Task directions ▸
Scan the lines below; pull out those with "MILES".

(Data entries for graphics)
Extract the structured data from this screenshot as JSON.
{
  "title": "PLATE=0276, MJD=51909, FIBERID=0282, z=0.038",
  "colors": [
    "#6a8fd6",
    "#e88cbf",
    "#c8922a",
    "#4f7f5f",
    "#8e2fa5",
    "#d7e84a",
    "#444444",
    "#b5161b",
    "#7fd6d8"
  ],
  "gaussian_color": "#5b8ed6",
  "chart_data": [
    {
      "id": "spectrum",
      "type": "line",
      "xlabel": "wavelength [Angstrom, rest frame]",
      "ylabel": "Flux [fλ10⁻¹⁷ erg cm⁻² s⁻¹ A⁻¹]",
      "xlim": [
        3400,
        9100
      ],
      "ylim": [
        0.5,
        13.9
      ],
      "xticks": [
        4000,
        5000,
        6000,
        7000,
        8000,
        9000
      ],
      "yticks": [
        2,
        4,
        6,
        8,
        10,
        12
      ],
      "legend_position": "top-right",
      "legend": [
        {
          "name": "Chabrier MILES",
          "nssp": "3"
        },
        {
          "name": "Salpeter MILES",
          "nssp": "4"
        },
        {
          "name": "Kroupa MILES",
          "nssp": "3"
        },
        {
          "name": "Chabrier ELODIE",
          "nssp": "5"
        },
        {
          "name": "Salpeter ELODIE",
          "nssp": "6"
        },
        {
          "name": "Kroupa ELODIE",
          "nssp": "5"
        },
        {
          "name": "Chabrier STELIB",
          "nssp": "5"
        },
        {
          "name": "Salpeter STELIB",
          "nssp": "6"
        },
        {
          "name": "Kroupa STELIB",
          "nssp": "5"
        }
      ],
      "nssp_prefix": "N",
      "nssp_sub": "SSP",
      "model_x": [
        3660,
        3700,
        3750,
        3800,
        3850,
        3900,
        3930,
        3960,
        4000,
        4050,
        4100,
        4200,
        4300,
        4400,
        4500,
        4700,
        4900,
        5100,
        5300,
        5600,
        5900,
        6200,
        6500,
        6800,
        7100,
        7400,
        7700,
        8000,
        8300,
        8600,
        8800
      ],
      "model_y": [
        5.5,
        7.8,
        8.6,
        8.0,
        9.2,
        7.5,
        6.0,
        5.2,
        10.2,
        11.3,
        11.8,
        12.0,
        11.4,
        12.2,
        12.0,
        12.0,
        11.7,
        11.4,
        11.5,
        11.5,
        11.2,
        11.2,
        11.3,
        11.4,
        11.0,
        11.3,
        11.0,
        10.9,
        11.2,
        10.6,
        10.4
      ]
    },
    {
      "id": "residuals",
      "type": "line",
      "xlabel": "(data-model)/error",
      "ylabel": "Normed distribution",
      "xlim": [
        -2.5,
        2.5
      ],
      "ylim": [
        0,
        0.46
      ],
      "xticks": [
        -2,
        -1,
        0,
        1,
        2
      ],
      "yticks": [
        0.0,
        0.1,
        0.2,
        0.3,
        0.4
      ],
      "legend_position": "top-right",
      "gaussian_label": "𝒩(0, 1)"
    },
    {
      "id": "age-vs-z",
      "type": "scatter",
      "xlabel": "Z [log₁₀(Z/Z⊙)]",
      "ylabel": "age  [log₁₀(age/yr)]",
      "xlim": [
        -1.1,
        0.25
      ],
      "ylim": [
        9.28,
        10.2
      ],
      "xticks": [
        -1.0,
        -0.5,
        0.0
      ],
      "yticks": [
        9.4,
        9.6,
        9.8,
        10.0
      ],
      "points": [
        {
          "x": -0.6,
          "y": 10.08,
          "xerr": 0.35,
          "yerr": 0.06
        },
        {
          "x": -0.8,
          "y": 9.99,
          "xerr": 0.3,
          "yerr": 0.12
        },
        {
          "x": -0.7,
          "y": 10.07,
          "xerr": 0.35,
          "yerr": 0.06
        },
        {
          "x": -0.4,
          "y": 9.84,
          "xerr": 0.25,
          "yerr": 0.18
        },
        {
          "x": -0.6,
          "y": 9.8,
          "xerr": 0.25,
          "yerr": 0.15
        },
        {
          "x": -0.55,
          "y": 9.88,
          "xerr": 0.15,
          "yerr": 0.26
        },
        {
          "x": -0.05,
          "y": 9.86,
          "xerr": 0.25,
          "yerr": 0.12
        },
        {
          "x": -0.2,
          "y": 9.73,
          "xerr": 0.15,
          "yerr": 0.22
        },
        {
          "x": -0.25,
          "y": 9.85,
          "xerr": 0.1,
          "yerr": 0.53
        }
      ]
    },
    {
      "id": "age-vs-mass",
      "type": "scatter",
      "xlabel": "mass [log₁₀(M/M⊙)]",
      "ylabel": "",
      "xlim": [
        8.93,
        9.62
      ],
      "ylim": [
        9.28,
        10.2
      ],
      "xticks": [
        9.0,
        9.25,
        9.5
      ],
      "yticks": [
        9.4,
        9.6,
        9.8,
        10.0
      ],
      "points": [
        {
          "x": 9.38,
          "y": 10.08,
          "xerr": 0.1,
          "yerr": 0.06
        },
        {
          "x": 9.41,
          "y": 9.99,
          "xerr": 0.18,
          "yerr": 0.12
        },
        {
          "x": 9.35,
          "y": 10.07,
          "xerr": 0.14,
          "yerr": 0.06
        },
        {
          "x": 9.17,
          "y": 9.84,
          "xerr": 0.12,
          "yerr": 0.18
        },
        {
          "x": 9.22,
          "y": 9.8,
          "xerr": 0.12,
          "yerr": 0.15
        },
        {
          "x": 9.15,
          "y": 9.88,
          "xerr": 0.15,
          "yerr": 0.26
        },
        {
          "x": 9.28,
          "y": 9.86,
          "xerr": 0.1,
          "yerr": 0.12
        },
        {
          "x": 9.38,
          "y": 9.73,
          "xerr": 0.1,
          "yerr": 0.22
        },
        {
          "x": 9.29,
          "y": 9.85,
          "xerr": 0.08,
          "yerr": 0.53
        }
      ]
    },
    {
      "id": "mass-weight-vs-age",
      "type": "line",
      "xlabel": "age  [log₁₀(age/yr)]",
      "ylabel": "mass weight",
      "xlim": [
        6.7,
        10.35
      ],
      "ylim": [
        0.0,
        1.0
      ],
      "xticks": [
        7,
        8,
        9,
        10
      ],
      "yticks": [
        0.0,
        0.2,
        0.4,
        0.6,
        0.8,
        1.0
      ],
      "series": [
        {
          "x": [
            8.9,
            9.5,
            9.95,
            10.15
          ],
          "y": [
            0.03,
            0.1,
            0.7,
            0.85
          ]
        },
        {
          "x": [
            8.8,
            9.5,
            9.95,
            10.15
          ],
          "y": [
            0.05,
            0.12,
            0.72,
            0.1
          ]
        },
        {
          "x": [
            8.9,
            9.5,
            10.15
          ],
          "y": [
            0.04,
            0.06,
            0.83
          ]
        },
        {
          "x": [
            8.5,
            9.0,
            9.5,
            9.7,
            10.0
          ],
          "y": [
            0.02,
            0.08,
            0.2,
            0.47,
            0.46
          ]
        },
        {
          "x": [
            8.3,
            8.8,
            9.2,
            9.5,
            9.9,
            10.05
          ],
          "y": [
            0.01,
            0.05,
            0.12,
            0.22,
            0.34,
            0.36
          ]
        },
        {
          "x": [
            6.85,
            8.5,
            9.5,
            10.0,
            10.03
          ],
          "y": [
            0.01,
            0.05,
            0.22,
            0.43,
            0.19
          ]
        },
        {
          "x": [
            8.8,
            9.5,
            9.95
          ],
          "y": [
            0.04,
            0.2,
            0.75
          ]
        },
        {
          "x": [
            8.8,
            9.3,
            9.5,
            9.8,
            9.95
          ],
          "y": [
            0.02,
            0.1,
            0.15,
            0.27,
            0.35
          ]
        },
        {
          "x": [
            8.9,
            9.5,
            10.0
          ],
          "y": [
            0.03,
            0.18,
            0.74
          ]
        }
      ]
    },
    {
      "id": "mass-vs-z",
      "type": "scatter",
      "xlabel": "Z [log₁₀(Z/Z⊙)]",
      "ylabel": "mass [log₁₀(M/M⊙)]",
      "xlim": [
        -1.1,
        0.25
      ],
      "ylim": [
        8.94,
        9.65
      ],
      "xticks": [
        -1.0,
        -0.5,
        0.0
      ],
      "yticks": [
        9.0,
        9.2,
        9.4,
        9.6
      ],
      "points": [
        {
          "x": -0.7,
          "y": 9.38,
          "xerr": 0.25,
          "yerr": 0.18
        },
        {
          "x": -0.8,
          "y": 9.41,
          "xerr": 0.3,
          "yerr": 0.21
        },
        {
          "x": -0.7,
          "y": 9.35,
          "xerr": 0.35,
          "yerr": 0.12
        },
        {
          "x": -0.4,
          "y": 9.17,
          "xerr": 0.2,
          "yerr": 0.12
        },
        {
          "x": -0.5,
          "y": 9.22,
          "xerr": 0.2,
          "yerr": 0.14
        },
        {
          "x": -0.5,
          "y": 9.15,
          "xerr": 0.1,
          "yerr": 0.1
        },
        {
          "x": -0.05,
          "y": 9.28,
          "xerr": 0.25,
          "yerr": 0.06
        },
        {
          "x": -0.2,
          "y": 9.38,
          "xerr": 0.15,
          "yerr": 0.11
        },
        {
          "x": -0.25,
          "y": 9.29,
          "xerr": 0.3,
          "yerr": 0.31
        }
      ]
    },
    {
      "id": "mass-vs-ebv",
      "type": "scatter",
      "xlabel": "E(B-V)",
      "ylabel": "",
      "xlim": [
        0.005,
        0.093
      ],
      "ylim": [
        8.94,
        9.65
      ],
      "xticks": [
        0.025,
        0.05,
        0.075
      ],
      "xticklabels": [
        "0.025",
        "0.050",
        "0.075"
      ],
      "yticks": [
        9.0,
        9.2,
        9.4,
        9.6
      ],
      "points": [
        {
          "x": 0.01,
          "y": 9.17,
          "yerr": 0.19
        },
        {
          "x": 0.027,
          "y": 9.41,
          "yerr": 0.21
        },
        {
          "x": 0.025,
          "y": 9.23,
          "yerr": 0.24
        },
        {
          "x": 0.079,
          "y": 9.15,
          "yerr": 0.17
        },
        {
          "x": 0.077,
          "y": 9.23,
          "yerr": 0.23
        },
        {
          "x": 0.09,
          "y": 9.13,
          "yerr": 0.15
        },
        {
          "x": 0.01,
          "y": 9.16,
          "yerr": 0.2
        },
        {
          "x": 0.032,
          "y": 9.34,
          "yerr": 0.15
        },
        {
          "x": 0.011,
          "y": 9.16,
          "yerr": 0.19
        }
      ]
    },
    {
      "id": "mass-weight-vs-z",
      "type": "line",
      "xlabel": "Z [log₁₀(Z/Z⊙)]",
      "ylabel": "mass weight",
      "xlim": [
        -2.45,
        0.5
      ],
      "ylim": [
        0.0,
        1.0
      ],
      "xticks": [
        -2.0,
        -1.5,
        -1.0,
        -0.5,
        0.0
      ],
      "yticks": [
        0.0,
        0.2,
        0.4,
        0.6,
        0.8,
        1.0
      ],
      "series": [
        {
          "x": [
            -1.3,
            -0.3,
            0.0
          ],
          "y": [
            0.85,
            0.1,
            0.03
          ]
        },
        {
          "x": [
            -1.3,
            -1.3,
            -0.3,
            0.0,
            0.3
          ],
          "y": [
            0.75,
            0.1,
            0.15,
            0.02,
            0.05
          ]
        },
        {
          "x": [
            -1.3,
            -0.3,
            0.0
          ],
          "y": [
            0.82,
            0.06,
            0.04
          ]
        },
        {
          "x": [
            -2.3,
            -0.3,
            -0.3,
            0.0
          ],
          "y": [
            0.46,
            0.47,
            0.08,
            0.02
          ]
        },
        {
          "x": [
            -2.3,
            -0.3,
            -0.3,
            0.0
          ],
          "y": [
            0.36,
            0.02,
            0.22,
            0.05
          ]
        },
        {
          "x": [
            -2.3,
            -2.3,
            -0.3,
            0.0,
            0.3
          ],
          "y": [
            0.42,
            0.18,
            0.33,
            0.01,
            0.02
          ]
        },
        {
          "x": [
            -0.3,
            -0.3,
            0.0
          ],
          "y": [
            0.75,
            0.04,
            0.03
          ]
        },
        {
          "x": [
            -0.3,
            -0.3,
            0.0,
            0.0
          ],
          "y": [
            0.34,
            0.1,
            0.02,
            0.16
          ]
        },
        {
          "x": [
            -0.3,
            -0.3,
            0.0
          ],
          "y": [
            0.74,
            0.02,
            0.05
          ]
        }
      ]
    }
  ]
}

Reply ▸
          "name": "Chabrier MILES",
          "name": "Salpeter MILES",
          "name": "Kroupa MILES",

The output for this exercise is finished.